AIM :: Pull out every line containing the string "accepter".

(Dataset entries)
= = =

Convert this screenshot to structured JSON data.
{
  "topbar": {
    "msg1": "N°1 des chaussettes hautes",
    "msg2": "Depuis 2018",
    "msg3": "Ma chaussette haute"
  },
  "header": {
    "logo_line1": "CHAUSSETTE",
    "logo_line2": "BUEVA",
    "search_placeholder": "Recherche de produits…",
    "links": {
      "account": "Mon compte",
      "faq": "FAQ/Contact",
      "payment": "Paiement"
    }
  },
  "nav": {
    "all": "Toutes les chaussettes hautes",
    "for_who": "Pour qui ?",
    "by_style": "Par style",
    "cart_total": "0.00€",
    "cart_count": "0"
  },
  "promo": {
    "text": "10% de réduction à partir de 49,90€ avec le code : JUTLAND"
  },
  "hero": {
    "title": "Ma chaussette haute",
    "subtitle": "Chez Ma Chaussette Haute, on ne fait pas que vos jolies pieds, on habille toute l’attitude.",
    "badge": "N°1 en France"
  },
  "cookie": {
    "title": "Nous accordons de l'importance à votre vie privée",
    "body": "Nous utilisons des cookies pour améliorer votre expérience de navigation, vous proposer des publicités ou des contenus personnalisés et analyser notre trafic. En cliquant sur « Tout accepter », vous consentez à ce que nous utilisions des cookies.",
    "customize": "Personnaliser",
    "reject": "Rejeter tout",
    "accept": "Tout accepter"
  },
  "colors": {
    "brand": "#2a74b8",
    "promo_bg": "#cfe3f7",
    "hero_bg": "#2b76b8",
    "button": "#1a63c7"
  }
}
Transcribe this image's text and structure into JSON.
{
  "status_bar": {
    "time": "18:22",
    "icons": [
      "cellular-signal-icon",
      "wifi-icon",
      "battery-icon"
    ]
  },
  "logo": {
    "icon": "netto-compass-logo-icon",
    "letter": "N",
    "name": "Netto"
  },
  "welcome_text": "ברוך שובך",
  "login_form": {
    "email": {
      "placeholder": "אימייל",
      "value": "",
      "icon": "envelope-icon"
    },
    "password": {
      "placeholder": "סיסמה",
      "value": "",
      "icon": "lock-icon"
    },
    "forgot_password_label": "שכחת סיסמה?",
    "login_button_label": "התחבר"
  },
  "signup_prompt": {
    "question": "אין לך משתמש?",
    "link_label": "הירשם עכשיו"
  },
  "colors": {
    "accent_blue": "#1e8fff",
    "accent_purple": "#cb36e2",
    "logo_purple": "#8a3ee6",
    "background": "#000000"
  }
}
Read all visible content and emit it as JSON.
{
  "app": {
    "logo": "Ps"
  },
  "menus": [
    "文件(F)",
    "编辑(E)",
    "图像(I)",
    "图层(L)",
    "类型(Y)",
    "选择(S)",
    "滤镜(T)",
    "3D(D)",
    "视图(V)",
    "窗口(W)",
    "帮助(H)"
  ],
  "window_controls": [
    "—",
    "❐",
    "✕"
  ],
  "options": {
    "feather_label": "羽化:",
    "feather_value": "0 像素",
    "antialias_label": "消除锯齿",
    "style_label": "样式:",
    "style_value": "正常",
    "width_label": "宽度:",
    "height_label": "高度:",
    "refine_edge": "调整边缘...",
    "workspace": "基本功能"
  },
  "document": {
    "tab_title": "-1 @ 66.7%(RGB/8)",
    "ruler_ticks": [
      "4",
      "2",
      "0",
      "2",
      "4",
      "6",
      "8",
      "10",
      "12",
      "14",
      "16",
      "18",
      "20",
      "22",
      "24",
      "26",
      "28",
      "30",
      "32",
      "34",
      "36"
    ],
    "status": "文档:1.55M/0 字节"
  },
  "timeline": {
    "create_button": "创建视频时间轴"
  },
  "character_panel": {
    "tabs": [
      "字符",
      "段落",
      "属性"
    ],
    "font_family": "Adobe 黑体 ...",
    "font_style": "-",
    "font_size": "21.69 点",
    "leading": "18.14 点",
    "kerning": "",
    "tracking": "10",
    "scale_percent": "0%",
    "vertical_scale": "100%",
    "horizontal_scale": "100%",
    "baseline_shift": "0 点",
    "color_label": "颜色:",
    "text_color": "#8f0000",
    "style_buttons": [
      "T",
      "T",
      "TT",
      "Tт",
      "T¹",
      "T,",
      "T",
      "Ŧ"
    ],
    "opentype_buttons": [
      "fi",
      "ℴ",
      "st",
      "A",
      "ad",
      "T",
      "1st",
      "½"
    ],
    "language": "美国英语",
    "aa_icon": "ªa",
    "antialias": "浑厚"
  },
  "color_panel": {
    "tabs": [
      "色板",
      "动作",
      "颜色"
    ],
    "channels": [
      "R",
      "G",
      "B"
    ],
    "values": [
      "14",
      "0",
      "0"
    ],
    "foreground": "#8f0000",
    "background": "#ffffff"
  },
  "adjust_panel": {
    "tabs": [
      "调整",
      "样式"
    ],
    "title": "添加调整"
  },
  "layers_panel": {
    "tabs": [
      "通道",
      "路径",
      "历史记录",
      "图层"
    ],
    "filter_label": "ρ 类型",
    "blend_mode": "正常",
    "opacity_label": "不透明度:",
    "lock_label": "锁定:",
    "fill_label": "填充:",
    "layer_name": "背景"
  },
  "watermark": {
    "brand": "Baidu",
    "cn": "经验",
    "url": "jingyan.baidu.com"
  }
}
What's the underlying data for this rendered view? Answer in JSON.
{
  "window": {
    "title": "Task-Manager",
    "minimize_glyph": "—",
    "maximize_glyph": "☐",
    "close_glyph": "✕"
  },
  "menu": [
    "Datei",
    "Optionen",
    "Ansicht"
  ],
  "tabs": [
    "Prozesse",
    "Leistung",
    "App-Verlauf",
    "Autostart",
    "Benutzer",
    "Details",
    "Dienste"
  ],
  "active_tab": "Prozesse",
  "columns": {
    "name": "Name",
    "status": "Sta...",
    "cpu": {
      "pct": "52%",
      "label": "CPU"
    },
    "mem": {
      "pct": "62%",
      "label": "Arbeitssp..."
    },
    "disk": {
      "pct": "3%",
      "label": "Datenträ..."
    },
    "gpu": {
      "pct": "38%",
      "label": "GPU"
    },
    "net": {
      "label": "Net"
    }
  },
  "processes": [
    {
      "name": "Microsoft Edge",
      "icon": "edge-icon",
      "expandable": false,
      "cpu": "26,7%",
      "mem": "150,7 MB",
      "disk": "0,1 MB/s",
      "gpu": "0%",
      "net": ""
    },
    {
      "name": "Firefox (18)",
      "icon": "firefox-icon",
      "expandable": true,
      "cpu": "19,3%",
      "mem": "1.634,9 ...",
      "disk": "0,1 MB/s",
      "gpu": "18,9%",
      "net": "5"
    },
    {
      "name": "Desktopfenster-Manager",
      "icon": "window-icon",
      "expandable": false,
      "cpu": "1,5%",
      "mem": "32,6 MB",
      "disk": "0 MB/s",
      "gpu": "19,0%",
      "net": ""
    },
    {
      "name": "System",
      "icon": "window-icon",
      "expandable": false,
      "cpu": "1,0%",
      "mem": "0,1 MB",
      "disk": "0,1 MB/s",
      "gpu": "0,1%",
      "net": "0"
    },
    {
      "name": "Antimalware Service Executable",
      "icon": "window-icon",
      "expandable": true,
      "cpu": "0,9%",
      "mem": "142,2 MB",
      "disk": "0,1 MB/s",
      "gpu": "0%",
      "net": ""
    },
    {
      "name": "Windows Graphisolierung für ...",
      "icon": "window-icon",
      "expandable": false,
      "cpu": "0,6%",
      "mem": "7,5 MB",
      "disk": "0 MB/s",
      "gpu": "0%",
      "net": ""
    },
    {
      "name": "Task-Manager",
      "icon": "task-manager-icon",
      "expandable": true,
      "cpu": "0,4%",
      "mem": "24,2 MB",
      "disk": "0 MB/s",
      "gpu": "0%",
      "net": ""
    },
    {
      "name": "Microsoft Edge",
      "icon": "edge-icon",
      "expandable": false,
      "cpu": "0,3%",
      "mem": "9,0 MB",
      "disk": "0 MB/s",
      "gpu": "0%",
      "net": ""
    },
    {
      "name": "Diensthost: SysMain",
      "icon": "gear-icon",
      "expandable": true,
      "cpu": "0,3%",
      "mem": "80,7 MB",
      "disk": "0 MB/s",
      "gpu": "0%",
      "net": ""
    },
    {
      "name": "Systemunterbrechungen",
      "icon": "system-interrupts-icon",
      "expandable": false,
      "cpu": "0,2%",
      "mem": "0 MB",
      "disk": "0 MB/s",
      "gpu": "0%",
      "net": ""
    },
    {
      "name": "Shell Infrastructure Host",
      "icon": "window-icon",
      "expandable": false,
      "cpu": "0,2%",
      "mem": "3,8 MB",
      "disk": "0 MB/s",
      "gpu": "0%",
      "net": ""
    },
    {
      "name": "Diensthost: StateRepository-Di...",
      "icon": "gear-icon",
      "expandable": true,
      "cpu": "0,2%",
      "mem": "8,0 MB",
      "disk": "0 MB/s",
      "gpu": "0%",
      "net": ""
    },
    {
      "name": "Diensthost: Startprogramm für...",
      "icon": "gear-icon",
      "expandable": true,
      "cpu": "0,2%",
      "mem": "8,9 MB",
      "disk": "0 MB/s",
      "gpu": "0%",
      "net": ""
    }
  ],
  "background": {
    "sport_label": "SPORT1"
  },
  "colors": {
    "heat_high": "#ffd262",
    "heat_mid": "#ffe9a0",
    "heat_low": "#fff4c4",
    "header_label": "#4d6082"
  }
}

= = =

THE RESPONSE ::
    "body": "Nous utilisons des cookies pour améliorer votre expérience de navigation, vous proposer des publicités ou des contenus personnalisés et analyser notre trafic. En cliquant sur « Tout accepter », vous consentez à ce que nous utilisions des cookies.",
    "accept": "Tout accepter"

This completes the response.